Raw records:
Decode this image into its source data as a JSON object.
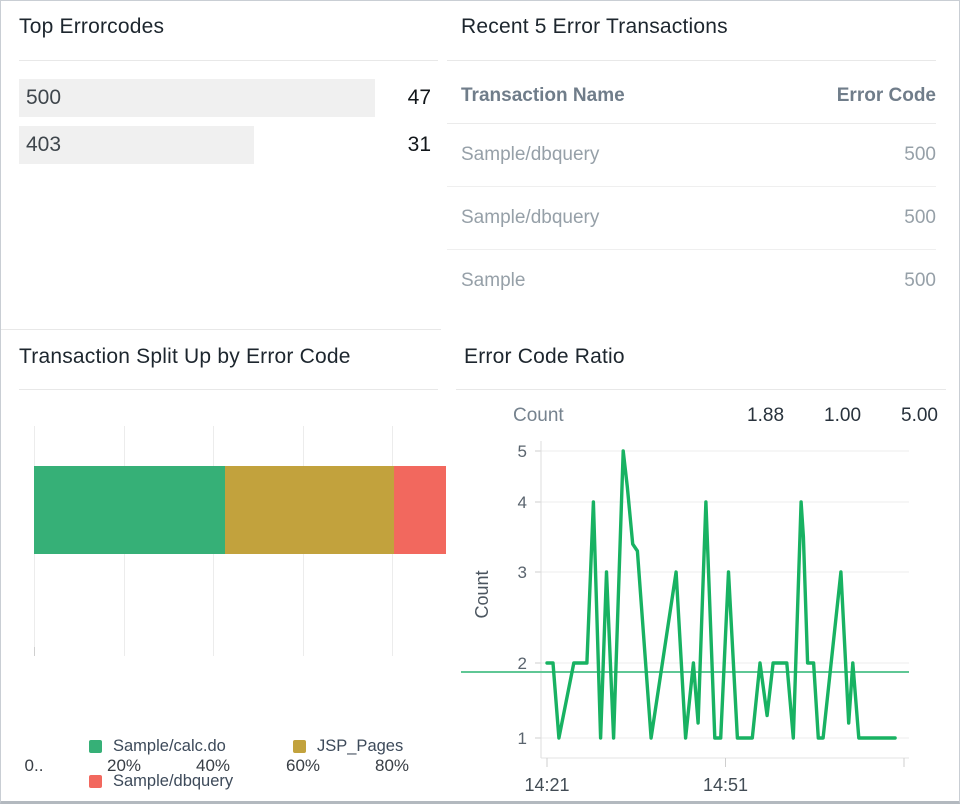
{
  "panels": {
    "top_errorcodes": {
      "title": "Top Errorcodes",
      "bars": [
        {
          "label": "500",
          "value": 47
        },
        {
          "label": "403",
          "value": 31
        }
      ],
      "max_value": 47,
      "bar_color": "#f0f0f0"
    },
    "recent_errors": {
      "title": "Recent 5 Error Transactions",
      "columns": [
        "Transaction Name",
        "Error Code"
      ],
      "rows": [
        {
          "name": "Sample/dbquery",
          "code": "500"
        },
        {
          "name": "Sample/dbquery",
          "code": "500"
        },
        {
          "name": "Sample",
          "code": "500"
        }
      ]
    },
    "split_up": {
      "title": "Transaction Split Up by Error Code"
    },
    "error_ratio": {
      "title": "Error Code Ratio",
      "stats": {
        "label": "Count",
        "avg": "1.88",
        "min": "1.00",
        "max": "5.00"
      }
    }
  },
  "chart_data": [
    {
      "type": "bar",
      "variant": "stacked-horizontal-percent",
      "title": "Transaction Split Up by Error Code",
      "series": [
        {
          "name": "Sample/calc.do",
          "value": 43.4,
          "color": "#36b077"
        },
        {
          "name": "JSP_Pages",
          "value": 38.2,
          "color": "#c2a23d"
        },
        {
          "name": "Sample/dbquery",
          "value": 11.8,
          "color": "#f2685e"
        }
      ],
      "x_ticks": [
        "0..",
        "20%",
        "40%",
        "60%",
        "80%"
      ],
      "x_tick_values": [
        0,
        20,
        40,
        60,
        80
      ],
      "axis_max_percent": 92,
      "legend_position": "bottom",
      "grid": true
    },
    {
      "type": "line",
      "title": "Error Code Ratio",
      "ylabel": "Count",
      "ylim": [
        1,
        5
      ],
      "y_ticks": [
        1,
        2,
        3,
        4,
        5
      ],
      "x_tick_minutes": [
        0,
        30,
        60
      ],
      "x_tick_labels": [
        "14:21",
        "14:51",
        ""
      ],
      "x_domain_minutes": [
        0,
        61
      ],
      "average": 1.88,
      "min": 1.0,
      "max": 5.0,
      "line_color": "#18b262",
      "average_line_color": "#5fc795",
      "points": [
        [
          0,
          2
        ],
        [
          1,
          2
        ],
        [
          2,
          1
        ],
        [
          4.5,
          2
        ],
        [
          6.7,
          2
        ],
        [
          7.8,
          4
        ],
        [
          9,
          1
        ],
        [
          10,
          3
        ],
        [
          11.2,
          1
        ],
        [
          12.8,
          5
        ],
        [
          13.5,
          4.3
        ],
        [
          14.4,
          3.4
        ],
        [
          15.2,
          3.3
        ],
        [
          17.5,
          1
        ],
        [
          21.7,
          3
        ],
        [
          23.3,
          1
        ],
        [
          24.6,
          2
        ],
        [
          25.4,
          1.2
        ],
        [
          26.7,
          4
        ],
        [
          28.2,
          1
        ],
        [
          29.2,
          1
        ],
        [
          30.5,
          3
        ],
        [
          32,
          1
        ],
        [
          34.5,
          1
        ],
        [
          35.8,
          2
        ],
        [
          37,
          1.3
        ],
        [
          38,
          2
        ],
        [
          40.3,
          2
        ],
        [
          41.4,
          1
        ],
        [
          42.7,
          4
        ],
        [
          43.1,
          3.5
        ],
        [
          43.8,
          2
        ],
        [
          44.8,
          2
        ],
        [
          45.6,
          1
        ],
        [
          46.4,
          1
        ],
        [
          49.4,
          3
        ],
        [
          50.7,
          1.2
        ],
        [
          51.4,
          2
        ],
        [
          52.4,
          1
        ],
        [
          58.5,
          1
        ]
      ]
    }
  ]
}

---

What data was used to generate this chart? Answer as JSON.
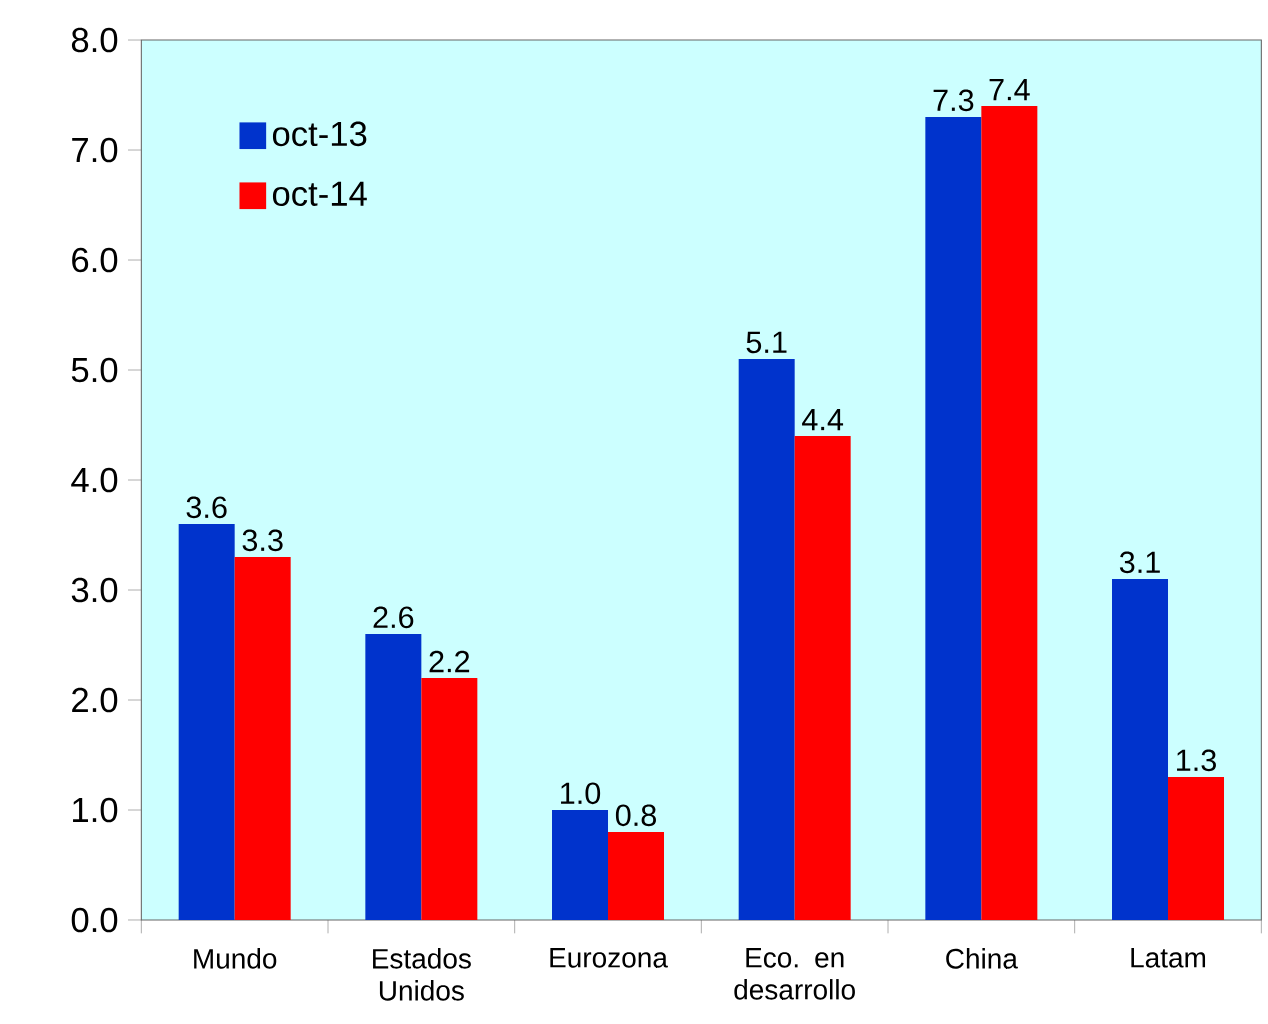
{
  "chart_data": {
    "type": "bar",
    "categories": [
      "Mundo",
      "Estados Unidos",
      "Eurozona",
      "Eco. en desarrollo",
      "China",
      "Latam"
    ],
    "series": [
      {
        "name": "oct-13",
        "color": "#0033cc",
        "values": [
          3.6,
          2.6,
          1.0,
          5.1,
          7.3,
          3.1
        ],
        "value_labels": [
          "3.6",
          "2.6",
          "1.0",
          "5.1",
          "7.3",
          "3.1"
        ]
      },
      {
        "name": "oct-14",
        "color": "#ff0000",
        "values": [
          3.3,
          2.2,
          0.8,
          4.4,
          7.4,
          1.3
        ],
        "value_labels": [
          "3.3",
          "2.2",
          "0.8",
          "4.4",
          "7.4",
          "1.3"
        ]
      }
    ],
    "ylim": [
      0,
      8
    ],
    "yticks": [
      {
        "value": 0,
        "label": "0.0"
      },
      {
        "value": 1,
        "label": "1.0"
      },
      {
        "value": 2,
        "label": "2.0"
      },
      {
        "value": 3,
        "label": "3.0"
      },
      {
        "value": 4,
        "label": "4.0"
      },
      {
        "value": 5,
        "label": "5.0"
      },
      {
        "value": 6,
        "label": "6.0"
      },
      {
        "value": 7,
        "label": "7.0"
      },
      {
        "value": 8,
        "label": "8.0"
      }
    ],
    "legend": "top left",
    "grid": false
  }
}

WHAT THIS TASK INVOLVES: Copy every line of the listing that includes the string "JSON".

SOLUTION TO THE EXERCISE:
Decode this image into its source data as a JSON object.
What data was used to generate this chart? Answer as JSON.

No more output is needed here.